## Start Dataset records

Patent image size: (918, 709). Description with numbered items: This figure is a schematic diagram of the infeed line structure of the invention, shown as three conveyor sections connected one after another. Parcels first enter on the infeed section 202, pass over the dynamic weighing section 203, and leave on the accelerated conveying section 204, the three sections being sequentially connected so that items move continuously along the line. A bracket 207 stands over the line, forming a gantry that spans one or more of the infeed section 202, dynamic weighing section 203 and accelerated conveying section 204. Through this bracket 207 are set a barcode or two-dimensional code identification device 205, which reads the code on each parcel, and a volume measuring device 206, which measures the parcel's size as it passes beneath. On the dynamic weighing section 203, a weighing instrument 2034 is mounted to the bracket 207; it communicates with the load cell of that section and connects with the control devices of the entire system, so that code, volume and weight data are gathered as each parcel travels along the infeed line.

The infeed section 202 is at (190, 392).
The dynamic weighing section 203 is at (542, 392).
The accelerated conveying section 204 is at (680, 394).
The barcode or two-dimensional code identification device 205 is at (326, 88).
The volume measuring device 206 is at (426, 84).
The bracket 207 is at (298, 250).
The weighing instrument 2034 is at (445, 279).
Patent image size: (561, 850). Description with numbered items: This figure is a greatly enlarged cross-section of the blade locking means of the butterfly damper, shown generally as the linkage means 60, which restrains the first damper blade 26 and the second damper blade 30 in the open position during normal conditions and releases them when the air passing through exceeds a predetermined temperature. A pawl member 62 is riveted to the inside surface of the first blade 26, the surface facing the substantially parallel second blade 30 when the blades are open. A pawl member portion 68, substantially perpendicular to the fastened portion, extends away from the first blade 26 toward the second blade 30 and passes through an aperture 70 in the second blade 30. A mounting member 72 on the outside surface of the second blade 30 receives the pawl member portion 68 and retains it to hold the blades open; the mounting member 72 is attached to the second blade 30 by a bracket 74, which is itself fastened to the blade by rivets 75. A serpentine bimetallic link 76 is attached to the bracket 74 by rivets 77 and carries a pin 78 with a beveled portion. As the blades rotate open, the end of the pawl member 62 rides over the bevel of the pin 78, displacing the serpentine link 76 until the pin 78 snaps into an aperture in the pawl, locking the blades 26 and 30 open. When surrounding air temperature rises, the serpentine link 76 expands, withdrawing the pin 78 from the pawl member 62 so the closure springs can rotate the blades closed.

## End Dataset records

**Exercise description**
Rewrite the items above, changing "Description with numbered items" to "Labeled description" wherever it occurs and leaving every other part unchanged.

**Response**
Patent image size: (918, 709). Labeled description: This figure is a schematic diagram of the infeed line structure of the invention, shown as three conveyor sections connected one after another. Parcels first enter on the infeed section 202, pass over the dynamic weighing section 203, and leave on the accelerated conveying section 204, the three sections being sequentially connected so that items move continuously along the line. A bracket 207 stands over the line, forming a gantry that spans one or more of the infeed section 202, dynamic weighing section 203 and accelerated conveying section 204. Through this bracket 207 are set a barcode or two-dimensional code identification device 205, which reads the code on each parcel, and a volume measuring device 206, which measures the parcel's size as it passes beneath. On the dynamic weighing section 203, a weighing instrument 2034 is mounted to the bracket 207; it communicates with the load cell of that section and connects with the control devices of the entire system, so that code, volume and weight data are gathered as each parcel travels along the infeed line.

The infeed section 202 is at (190, 392).
The dynamic weighing section 203 is at (542, 392).
The accelerated conveying section 204 is at (680, 394).
The barcode or two-dimensional code identification device 205 is at (326, 88).
The volume measuring device 206 is at (426, 84).
The bracket 207 is at (298, 250).
The weighing instrument 2034 is at (445, 279).
Patent image size: (561, 850). Labeled description: This figure is a greatly enlarged cross-section of the blade locking means of the butterfly damper, shown generally as the linkage means 60, which restrains the first damper blade 26 and the second damper blade 30 in the open position during normal conditions and releases them when the air passing through exceeds a predetermined temperature. A pawl member 62 is riveted to the inside surface of the first blade 26, the surface facing the substantially parallel second blade 30 when the blades are open. A pawl member portion 68, substantially perpendicular to the fastened portion, extends away from the first blade 26 toward the second blade 30 and passes through an aperture 70 in the second blade 30. A mounting member 72 on the outside surface of the second blade 30 receives the pawl member portion 68 and retains it to hold the blades open; the mounting member 72 is attached to the second blade 30 by a bracket 74, which is itself fastened to the blade by rivets 75. A serpentine bimetallic link 76 is attached to the bracket 74 by rivets 77 and carries a pin 78 with a beveled portion. As the blades rotate open, the end of the pawl member 62 rides over the bevel of the pin 78, displacing the serpentine link 76 until the pin 78 snaps into an aperture in the pawl, locking the blades 26 and 30 open. When surrounding air temperature rises, the serpentine link 76 expands, withdrawing the pin 78 from the pawl member 62 so the closure springs can rotate the blades closed.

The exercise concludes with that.